* _WORK TO COMPLETE_
1. In the Ubuntu 18.10 article, which version of GNOME is the default desktop environment?
2. For each statement, say whether the Ubuntu 18.10 article agrees with it. Answer yes or no, and quote the words of the article that decide it.
(a) The writer recommends the community remix Suru++ to anyone who wants fuller coverage from the Suru icon set.
(b) In the Activities overlay, workspaces appear only some of the time.
(c) The Thunderbolt panel in System Settings is always visible, even on machines without Thunderbolt hardware.
3. Pick up the Ubuntu 18.10 article where it stops and continue writing it.

··· SELECTED TEXT

Also: the new trash can icon really ought to trash itself!

Ubuntu could’ve chosen a less rigid icon set with distinct design flair, like Papirus or Numix, which would’ve eased the disparity somewhat. Still, if you dig the Suru icon set and want more comprehensive coverage I recommend you check out the community remix ‘Suru++‘.

GNOME 3.30

Ubuntu 18.10 beta - GNOME Shell

Ubuntu 18.10 features GNOME 3.30 as the default desktop environment and, accordingly, benefits greatly from the various iterative improvement and new features of GNOME 3.30 — albeit with a few divergences here and there!

For instance, you can now manage connected Thunderbolt devices from the new dedicated Thunderbolt panel in the System Settings app.

Don’t see a section for Thunderbolt settings? That’ll be because, as of GNOME 3.30, hardware-specific panels hide when they’re of no use, avoiding potential confusion about features not present.

A cod-load of performance improvements and optimisations to GJS sees GNOME Shell benefit from lower memory usage and better overall performance. It might be subjective but animations generally feel a touch smoother, too.

Other notable tweaks:

  • Workspaces are now shown all the time in the Activities overlay
  • Emoji completion (e.g type “:cat:” and hit TAB to see related emoji)

······
··· DATA TO EXAMINE

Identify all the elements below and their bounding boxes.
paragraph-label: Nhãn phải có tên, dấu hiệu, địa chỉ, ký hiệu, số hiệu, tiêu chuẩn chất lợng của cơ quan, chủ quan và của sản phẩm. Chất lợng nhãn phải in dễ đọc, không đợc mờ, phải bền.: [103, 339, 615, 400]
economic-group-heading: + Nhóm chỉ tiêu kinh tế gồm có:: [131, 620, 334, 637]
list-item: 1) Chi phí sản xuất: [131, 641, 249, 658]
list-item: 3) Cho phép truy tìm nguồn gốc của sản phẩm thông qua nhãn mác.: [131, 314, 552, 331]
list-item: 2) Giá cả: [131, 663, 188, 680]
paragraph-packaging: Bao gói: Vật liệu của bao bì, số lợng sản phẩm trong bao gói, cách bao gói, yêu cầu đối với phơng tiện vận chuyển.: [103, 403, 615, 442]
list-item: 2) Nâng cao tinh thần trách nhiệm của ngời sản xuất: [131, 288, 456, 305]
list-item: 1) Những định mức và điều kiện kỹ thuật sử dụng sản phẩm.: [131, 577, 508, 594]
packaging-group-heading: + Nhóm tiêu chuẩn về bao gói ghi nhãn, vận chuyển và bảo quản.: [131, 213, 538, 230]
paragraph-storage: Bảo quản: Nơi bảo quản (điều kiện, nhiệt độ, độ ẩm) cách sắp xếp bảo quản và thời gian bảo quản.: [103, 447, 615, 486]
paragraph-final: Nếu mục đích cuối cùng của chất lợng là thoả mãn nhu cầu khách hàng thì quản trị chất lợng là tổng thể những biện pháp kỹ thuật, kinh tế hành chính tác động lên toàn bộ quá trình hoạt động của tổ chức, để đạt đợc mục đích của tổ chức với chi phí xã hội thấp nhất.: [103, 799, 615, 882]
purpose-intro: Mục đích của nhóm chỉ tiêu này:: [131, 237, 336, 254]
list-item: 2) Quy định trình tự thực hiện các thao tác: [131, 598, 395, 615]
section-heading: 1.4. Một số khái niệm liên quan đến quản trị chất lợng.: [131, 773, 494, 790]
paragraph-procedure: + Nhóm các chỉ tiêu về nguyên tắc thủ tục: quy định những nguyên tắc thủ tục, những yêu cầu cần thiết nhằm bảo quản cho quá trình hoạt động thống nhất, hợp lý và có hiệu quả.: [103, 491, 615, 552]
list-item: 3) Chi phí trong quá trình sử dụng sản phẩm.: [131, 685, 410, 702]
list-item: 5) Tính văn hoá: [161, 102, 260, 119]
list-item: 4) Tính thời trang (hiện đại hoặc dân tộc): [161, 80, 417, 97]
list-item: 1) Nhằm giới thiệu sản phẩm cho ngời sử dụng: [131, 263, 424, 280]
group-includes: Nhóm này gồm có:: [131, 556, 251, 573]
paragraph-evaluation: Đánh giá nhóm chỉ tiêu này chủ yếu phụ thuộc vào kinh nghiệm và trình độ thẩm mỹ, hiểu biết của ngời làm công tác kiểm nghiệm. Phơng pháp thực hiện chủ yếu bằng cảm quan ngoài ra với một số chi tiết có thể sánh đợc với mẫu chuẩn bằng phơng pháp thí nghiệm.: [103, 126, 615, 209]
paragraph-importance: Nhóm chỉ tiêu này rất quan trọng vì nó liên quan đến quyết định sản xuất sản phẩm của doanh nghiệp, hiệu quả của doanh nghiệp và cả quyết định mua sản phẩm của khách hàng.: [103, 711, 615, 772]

······

* _ANSWERS IN ORDER_
1. GNOME 3.30

2.
(a) Yes: "if you dig the Suru icon set and want more comprehensive coverage I recommend you check out the community remix"
(b) No: "Workspaces are now shown all the time in the Activities overlay"
(c) No: "hardware-specific panels hide when they’re of no use"

3.
  • New avatars in GNOME Initial Setup
  • Disks can decrypt and mount storage volumes encrypted by VeraCrypt

Of note, Ubuntu 18.10 uses an older version of Nautilus, shipping with version 3.26 specifically.

Snap changes

Ubuntu devs have worked to improve the startup speed of pre-installed Snap applications, such as the Calculator app, this cycle.

On the topic of Snaps, you can now see “verified publisher” status in Ubuntu Software, which also displays results for Snap apps that are not stable, such as beta or daily builds. You can also choose to log out of Ubuntu Single Sign-on from the software tool.

Finally, if you were tired of seeing extraneous Snap mounts listed in System Monitor you’ll be pleased to know that as of Cosmic Snap mounts are hidden by default.

Other Updates

Ubuntu 18.10 wallpaper for cosmic cuttlefish

The beta ships with a slate of updated software, including Mozilla Firefox 61, LibreOffice 6.1.1, and Shotwell 0.30 (though no word if Shotwell’s face detection feature is now enabled by default).

Oddly the beta is still using Thunderbird 52, despite the Thunderbird 60 being release arriving several months ago!

Other changes worth noting:

What didn’t make the cut

Not everything the Ubuntu bods planned for Cosmic landed.

Plans for Snap app sub-categories in the Ubuntu Software app, a low-bandwidth toggle, support for middle-click volume applet muting, and fractional scaling didn’t make it in — hopefully next cycle!

As did the much-hyped Android integration in Ubuntu 18.10, though the GSConnect GNOME Shell extension is now available in the main Ubuntu archives for those who want it.

In Summary

Most of us expect Ubuntu LTS release cycles to be conservative, and for developers to hold back bigger, bolder and badder changes for interim releases.

Alas, you’ll find more change in an empty pocket than in Ubuntu 18.10.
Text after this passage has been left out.